====== Entries supplied ======

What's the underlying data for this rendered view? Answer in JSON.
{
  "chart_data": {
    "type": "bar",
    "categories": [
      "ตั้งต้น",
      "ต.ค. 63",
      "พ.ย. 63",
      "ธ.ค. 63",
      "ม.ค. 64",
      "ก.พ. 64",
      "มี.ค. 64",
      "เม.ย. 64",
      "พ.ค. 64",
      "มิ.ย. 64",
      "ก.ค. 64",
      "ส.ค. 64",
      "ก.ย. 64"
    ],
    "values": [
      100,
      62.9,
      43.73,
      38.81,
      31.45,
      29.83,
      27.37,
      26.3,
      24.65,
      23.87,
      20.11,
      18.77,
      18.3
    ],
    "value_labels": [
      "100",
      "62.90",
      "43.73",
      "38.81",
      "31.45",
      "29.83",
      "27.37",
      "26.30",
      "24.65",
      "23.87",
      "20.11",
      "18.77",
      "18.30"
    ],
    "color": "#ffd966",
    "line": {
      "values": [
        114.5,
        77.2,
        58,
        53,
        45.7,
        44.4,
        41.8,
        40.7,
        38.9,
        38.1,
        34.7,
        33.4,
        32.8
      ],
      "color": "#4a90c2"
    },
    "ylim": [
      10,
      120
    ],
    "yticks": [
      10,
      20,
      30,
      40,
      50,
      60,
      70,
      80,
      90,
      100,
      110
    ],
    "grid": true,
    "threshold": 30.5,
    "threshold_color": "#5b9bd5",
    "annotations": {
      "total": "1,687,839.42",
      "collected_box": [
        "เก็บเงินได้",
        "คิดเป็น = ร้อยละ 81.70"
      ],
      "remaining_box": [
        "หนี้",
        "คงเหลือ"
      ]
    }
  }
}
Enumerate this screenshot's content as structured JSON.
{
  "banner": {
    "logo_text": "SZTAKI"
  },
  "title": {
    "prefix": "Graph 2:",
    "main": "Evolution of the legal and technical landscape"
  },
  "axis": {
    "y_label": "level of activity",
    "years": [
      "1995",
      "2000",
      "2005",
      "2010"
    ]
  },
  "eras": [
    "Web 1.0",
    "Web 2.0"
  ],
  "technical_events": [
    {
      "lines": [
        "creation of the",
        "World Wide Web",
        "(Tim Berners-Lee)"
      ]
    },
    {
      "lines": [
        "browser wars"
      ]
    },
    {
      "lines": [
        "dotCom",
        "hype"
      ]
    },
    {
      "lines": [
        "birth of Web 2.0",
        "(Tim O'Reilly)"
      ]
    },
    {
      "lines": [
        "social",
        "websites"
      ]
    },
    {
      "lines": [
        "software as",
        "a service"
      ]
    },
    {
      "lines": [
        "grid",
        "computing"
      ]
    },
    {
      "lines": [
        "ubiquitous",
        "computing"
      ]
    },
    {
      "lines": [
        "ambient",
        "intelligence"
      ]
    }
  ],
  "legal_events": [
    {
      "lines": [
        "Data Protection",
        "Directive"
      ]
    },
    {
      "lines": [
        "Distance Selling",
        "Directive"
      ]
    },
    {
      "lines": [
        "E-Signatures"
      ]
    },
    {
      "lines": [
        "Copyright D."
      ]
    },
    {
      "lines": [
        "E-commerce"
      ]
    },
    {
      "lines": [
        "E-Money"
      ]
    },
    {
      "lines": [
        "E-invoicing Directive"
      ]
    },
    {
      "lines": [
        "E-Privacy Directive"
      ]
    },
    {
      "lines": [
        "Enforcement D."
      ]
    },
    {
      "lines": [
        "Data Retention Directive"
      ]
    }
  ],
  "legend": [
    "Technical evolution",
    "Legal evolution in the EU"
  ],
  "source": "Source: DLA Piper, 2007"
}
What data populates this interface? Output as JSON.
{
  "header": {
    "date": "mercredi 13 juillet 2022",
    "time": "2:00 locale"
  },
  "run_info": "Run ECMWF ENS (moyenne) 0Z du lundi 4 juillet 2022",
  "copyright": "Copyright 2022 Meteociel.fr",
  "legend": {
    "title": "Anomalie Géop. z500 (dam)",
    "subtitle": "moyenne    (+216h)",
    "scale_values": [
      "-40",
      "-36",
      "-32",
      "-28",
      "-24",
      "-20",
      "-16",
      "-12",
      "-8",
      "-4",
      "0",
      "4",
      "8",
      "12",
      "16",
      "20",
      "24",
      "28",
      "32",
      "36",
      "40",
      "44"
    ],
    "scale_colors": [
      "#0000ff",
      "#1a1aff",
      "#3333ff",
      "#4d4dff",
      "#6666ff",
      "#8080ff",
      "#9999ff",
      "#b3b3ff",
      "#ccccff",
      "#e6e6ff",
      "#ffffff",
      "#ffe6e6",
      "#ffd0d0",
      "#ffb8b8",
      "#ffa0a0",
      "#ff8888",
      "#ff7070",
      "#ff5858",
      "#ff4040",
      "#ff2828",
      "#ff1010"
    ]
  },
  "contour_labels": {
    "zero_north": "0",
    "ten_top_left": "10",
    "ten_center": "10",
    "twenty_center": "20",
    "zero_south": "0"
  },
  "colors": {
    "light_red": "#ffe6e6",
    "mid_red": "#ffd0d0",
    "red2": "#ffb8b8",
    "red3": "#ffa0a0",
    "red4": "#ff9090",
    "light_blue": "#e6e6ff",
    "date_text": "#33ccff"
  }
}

======

* _Exercise_:
Choose all lines containing the string "Directive" and copy them out.

* _Solution to the exercise_:
        "Directive"
        "Directive"
        "E-invoicing Directive"
        "E-Privacy Directive"
        "Data Retention Directive"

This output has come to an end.